■ TEXT TO READ ■
Impact: You get to focus on work that feels more fulfilling to you, while providing an excellent on-the-job development opportunity for someone else on the team.

Think: “If I ever want to take personal time off, I need someone else who knows how to do this!”
Feel: Determined
Do: Delegate a task that prepares someone to fill in for you so you can take a break.
Impact: You get a breather, and elevate someone on your team to feel mission-critical.

Changing your mindset isn’t easy. After all, if we believe something to be true (like “delegation is more effort than it’s worth”), we likely have experience to back it up—and a confirmation bias to seek evidence that reinforces our beliefs. However, if you’re going to get better at delegating, the first step is to start small. Pick one mindset that you’re willing to experiment with, and actively choose to seek out evidence that the new mindset just might be right.

For example, my coaching client Ari was drowning in due dates because he felt convinced that nobody could do his writing projects exactly the way he did it. I didn’t challenge him on that, but I did press him on his belief that “the way he did it” was the only valid way to get it done. I suggested he pick one task—writing pitch decks—that he would be willing to experiment with.

■ SUPPLIED DATA ■
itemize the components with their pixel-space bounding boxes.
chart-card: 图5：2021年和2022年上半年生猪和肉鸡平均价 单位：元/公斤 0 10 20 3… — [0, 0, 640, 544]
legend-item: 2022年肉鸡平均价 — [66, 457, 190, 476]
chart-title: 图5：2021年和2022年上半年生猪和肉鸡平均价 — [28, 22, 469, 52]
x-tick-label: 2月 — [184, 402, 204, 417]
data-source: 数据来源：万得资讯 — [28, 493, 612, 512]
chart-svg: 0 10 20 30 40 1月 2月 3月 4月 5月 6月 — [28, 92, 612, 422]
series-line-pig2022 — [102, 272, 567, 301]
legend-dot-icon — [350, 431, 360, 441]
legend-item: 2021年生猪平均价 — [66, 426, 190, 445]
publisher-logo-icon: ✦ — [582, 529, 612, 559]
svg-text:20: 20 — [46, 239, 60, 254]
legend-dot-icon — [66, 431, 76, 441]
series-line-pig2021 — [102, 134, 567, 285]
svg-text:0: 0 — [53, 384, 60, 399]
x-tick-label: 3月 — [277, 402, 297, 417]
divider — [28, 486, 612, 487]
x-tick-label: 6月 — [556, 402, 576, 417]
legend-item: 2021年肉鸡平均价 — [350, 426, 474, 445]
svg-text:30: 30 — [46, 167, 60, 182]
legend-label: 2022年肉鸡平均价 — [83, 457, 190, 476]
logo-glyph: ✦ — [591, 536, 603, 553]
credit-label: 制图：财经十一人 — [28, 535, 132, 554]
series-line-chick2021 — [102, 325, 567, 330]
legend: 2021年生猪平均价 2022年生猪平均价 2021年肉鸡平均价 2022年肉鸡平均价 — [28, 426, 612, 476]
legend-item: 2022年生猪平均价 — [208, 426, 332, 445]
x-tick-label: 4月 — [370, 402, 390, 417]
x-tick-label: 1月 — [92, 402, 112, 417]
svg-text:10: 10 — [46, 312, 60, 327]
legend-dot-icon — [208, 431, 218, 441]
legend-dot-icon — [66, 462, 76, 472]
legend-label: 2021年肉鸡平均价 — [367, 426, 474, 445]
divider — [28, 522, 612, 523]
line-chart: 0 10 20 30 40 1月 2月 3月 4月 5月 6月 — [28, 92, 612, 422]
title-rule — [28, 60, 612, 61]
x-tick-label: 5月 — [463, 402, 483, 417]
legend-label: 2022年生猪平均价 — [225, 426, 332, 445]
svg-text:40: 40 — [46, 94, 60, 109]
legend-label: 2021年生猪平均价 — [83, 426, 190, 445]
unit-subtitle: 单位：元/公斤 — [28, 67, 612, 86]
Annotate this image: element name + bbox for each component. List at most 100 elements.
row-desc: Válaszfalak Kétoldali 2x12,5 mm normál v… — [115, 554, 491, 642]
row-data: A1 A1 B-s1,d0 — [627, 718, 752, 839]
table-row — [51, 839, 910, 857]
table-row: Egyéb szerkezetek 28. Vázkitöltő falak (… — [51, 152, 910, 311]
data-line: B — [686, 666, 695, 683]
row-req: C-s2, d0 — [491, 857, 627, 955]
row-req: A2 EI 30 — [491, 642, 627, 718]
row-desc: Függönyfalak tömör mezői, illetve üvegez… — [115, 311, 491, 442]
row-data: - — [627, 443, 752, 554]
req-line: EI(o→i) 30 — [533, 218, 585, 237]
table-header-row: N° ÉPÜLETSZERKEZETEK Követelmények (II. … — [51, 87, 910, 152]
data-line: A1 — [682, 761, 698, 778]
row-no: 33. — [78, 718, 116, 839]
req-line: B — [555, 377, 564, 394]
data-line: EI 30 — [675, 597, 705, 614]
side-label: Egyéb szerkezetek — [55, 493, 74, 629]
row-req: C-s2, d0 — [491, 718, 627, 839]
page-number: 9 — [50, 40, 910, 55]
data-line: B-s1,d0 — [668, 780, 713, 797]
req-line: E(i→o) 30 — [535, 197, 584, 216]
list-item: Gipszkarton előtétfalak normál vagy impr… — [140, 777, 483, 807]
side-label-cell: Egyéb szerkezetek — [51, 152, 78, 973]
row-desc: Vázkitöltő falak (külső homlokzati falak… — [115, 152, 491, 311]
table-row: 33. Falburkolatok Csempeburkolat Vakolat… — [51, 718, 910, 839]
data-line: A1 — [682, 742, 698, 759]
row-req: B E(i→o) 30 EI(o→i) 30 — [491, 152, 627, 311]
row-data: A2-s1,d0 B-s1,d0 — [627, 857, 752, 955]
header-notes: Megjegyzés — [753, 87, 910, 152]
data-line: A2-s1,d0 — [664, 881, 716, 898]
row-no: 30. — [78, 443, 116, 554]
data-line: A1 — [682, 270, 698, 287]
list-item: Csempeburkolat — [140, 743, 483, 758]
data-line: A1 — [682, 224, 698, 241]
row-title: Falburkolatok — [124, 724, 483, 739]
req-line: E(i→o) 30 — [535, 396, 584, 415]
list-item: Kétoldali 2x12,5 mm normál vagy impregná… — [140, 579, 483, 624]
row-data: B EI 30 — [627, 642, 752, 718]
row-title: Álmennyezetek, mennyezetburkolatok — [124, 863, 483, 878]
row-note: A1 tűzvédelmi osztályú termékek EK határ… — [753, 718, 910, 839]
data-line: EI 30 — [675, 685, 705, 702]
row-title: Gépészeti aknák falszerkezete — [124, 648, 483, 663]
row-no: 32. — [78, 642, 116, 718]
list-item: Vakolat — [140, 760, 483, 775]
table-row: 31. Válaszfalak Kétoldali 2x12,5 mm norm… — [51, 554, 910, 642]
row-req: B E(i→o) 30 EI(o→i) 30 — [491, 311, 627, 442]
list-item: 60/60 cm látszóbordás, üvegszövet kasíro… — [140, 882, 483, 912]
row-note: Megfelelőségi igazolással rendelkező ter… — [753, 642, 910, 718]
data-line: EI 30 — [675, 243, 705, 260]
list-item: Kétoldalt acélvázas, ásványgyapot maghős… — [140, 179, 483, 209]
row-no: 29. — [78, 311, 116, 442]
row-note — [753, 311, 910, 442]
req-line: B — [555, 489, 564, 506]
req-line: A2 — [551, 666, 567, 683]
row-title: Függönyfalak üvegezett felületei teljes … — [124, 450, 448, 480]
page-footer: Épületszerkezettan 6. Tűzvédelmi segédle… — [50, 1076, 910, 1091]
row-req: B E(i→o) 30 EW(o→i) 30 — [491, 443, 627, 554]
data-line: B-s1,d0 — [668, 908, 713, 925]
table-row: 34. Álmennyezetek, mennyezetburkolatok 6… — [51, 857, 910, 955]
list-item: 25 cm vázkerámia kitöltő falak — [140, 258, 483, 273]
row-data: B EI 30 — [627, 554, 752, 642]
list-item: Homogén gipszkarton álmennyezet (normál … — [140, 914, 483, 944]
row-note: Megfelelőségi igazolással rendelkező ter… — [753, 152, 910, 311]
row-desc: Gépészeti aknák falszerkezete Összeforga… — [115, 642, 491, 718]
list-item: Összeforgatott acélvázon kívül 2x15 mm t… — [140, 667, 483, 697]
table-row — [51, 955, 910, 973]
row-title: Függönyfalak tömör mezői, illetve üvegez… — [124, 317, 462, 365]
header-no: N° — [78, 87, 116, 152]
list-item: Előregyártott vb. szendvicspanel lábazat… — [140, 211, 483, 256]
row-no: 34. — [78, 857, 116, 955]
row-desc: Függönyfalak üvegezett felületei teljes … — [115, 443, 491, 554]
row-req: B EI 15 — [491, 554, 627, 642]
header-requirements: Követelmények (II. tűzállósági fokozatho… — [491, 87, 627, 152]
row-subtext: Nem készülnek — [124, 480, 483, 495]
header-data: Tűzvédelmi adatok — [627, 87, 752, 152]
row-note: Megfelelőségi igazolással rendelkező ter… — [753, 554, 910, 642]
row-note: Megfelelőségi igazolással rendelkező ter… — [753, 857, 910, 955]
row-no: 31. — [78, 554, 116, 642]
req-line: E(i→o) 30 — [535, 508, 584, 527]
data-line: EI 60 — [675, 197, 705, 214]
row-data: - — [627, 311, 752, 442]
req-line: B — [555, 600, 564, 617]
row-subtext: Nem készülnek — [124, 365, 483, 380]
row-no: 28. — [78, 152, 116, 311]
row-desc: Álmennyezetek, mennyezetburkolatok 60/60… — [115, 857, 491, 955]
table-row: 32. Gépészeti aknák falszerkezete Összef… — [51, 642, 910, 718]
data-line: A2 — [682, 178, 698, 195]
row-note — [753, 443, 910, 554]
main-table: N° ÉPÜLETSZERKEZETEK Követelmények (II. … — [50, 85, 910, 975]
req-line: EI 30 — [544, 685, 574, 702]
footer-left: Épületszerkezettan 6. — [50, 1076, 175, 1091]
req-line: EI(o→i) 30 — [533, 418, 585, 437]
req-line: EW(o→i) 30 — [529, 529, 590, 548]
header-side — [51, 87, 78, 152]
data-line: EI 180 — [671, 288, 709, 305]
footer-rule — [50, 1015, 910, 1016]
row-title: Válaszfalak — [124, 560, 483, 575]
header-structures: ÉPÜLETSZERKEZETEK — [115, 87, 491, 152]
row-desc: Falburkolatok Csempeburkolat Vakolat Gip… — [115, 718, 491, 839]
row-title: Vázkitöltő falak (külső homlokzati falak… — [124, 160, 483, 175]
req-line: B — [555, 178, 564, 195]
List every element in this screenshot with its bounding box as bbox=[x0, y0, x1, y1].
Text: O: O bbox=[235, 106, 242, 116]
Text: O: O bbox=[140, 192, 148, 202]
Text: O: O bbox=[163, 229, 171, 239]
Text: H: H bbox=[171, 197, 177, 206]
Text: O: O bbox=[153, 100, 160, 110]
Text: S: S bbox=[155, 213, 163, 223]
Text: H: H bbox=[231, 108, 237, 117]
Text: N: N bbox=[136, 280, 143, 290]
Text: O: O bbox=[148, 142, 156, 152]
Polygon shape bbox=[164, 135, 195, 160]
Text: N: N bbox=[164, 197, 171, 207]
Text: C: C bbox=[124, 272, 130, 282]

■ WORK TO DO ■
1. Rewrite the part of the text on delegation starting with "For example, my" and going on through "to experiment with.", swapping "pitch decks" for "grant proposals".
2. Write the next part of the text on delegation, picking up after its final sentence.

■ RESULTS ■
1.
For example, my coaching client Ari was drowning in due dates because he felt convinced that nobody could do his writing projects exactly the way he did it. I didn’t challenge him on that, but I did press him on his belief that “the way he did it” was the only valid way to get it done. I suggested he pick one task—writing grant proposals—that he would be willing to experiment with.

2.
Here’s what he came up with:

Think: “If I want to be able to contribute to higher-profile marketing materials for this company—or in my career—I have to write fewer pitch decks.”
Feel: Hopeful
Do: Show Shayna on his team examples of what his “gold standard” was for these documents, and then give her frequent feedback along the way as she completed one under his direction.

The short-term impact was that he realized he could teach Shayna how to achieve a successful outcome without sacrificing quality. The longer term impact was that Ari had time to be delegated to, so that he could learn and take on the kind of projects that engaged and inspired him.

Delegation can be hard when we focus on what we’re losing (control, credit, certainty) rather than on what we’re gaining (time, development, a positive impact on others). To change your delegation strategy, start by changing your mindset—one thought at a time.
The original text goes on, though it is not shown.